Collected data
begin

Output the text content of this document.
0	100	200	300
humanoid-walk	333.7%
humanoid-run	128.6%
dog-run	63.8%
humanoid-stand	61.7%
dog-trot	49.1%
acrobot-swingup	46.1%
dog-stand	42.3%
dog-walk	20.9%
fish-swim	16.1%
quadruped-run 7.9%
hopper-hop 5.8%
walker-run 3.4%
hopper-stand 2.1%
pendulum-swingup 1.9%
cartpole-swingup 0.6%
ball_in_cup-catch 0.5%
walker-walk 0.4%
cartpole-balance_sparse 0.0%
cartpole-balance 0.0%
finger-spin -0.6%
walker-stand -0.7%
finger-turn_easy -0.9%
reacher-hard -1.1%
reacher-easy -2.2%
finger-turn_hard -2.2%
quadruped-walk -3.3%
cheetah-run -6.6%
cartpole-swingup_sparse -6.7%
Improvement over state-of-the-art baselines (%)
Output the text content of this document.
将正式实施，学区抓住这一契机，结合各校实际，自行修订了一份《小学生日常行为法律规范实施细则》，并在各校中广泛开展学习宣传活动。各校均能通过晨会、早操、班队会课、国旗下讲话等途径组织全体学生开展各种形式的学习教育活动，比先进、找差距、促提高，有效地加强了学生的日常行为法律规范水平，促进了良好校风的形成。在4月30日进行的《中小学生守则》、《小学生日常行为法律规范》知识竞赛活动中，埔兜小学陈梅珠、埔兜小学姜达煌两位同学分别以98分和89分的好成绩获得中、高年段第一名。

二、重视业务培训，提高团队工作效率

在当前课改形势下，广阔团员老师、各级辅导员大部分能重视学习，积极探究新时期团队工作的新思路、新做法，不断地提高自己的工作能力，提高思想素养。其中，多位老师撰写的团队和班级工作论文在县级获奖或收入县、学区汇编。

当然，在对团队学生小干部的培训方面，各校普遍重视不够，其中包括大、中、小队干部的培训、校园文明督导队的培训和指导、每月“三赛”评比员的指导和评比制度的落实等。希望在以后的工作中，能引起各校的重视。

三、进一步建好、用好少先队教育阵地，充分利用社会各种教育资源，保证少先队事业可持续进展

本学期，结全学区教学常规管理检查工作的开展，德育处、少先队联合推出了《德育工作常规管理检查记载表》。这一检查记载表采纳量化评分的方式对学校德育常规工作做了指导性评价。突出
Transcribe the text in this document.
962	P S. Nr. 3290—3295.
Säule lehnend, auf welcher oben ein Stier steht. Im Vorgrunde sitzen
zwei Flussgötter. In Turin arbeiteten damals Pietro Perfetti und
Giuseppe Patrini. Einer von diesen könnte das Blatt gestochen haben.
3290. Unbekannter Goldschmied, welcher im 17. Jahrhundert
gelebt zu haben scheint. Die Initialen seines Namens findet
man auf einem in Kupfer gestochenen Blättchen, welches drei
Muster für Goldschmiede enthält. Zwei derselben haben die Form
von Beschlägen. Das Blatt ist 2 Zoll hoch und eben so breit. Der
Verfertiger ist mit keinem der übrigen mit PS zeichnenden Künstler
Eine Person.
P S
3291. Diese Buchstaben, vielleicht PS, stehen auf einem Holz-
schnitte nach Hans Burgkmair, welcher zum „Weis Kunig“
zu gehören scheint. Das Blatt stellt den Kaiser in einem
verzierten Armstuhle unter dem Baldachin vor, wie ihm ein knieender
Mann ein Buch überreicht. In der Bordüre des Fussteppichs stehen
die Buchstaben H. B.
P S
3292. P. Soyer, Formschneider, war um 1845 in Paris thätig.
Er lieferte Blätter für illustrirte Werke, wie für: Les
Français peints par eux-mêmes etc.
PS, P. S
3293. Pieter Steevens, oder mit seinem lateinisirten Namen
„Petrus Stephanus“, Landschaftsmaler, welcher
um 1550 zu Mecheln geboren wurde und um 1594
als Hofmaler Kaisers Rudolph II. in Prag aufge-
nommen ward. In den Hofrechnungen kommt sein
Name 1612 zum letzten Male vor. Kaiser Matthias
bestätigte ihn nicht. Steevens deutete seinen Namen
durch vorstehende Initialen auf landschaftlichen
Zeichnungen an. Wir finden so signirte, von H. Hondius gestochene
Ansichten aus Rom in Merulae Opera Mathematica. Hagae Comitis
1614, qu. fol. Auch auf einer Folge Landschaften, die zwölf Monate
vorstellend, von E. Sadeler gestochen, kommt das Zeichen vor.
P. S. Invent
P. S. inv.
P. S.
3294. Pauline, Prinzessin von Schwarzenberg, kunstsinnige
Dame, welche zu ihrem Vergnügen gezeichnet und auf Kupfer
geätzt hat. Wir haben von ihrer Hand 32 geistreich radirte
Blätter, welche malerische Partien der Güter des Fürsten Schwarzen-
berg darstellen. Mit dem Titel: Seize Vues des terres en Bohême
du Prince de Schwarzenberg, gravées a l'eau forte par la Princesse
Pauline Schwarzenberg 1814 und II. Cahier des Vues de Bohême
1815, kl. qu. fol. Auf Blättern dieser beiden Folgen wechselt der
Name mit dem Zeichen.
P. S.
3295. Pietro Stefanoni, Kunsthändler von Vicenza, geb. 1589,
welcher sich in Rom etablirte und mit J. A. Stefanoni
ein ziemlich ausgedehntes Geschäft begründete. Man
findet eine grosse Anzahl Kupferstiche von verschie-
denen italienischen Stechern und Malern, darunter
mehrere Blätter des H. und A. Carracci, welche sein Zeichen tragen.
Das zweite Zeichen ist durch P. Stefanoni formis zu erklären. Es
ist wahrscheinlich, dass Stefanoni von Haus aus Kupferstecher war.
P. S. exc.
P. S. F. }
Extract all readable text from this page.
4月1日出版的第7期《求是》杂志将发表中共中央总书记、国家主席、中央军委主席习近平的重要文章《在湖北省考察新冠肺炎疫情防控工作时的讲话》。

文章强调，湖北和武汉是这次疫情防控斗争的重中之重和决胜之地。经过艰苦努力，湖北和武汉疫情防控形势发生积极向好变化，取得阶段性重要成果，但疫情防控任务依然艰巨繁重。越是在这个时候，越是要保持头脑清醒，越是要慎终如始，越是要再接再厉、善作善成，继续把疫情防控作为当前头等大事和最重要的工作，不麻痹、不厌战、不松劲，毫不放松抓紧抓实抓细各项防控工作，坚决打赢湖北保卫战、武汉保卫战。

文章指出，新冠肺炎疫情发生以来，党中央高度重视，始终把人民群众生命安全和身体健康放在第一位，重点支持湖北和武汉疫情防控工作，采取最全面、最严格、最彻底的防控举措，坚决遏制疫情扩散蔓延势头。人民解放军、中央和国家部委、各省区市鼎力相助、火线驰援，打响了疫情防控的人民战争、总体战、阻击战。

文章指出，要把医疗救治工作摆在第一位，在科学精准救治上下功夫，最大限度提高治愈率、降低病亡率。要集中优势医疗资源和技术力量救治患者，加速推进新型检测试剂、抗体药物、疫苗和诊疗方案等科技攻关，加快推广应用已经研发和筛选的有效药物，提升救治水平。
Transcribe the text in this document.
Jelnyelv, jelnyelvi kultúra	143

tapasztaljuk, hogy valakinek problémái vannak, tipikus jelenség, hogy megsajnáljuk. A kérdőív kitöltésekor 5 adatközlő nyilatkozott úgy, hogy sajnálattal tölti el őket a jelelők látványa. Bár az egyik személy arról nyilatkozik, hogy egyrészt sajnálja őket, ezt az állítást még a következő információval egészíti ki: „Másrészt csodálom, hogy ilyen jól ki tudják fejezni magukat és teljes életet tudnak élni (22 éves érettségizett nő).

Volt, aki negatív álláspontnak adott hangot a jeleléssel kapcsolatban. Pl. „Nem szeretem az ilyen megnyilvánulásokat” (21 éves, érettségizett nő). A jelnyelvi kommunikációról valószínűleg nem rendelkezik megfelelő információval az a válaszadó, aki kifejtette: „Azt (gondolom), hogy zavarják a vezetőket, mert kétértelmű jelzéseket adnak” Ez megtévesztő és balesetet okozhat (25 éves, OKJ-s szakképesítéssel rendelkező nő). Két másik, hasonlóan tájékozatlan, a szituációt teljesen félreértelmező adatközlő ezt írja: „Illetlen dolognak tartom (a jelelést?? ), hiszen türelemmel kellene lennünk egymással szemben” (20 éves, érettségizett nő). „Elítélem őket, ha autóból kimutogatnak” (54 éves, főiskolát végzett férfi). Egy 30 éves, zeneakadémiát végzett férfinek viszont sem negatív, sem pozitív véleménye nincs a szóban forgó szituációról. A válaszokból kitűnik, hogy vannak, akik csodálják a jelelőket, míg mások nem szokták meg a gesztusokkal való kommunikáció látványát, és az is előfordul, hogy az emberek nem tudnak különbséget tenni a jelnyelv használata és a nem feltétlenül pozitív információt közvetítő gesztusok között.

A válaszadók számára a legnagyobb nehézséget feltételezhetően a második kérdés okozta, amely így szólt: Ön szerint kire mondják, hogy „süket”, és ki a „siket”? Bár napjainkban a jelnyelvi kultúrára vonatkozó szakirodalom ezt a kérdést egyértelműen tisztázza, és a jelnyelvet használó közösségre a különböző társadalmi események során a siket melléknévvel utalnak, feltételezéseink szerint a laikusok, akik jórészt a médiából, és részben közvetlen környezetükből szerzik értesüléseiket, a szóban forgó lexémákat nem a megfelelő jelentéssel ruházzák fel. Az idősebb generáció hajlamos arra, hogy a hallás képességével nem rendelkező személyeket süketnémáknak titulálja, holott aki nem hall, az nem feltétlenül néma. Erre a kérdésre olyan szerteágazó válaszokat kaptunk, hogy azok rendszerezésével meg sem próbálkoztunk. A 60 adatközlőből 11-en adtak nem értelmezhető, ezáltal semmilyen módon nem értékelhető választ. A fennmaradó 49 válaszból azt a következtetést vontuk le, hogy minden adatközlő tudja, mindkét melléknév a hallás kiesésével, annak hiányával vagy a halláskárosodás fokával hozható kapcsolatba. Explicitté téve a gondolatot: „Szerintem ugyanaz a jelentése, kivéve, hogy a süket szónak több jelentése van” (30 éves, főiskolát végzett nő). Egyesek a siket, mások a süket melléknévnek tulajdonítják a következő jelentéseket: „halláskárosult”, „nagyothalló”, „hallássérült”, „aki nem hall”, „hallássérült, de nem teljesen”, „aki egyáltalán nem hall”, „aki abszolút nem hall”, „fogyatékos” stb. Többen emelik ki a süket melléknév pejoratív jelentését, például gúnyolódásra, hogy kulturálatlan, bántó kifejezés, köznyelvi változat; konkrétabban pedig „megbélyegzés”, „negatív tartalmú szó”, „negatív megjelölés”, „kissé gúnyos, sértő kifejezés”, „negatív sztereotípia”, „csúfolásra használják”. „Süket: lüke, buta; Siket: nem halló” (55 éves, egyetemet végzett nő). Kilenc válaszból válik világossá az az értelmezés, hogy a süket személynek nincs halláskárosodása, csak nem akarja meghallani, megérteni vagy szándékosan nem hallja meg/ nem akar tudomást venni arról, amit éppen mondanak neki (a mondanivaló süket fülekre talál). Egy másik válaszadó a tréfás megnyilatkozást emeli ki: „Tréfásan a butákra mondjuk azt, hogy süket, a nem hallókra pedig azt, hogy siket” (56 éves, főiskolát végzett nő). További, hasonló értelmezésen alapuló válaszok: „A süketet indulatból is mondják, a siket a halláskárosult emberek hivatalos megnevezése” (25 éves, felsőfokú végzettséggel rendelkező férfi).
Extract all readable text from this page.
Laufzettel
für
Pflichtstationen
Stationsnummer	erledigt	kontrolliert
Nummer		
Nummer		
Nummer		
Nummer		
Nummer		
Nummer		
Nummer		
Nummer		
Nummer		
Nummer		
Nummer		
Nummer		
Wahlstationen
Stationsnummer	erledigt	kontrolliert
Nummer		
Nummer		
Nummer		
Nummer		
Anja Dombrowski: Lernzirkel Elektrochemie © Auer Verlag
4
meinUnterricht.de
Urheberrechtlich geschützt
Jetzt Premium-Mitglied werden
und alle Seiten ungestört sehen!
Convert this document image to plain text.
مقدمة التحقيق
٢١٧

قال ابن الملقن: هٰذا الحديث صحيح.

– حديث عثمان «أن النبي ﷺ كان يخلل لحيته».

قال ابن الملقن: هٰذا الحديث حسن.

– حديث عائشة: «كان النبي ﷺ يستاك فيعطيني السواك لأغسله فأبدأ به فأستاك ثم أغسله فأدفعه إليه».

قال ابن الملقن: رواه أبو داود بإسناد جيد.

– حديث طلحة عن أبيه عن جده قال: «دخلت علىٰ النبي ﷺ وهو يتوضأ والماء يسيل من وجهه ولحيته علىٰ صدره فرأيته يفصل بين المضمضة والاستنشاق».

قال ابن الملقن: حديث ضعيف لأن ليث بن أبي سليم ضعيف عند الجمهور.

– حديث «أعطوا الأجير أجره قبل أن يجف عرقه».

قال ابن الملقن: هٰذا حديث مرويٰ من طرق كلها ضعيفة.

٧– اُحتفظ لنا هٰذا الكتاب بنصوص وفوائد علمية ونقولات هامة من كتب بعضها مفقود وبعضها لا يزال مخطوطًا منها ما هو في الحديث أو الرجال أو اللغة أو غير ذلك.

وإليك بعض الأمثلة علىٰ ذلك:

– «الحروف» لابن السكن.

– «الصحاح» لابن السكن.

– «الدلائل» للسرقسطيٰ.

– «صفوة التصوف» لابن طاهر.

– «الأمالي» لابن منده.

end

» Instruction: Isolate the lines above that contain the word "文章指出" and copy them.

» Exercise solution:
文章指出，新冠肺炎疫情发生以来，党中央高度重视，始终把人民群众生命安全和身体健康放在第一位，重点支持湖北和武汉疫情防控工作，采取最全面、最严格、最彻底的防控举措，坚决遏制疫情扩散蔓延势头。人民解放军、中央和国家部委、各省区市鼎力相助、火线驰援，打响了疫情防控的人民战争、总体战、阻击战。
文章指出，要把医疗救治工作摆在第一位，在科学精准救治上下功夫，最大限度提高治愈率、降低病亡率。要集中优势医疗资源和技术力量救治患者，加速推进新型检测试剂、抗体药物、疫苗和诊疗方案等科技攻关，加快推广应用已经研发和筛选的有效药物，提升救治水平。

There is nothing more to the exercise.